::: Input data :::
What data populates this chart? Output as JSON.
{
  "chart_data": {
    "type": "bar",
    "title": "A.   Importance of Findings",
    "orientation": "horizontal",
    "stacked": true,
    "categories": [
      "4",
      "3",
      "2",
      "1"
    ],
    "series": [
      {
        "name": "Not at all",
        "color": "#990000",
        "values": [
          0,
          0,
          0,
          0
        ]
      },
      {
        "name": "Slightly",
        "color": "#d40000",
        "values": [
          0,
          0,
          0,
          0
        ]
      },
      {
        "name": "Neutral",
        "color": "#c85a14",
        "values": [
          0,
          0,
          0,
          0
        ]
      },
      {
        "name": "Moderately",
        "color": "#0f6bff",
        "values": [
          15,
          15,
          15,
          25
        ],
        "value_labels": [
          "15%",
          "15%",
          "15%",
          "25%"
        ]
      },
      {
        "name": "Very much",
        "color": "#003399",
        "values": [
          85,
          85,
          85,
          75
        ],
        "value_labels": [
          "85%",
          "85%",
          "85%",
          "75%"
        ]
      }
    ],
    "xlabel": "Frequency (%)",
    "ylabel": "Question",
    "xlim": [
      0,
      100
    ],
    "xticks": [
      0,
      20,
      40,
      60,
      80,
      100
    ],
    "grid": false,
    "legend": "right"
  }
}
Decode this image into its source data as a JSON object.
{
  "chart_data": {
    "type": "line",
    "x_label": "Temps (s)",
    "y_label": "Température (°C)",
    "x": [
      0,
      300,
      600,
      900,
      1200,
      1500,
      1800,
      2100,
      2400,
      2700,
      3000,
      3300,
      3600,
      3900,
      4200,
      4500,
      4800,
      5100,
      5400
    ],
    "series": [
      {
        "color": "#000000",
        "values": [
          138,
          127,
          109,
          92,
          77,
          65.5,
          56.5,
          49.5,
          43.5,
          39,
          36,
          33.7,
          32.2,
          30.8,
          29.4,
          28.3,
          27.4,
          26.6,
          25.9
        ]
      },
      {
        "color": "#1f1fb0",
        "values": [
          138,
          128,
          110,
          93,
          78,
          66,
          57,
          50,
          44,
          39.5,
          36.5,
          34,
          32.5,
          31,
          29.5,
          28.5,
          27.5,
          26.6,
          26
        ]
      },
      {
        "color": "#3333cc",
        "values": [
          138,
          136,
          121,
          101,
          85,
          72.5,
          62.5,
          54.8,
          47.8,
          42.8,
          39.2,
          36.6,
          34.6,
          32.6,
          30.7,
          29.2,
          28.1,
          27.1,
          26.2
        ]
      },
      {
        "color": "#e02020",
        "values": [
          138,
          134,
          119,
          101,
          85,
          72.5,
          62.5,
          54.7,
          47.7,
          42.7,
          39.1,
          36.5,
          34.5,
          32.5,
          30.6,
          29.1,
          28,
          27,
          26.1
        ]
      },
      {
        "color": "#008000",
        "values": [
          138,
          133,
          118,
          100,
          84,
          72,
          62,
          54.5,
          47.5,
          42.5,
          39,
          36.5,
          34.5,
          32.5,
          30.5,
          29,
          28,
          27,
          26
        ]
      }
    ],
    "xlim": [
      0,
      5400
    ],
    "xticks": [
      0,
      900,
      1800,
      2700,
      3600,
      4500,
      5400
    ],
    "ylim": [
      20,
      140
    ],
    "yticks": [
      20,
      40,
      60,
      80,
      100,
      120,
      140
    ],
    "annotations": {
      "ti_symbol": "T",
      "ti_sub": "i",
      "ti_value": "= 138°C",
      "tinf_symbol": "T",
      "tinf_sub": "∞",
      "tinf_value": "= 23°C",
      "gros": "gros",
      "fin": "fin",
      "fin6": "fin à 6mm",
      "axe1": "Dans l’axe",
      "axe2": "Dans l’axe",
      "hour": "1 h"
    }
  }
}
:::
▸ **Task brief**: Gather each line from the listing above that holds "this".

▸ **Solved problem**:
What data populates this chart? Output as JSON.
Decode this image into its source data as a JSON object.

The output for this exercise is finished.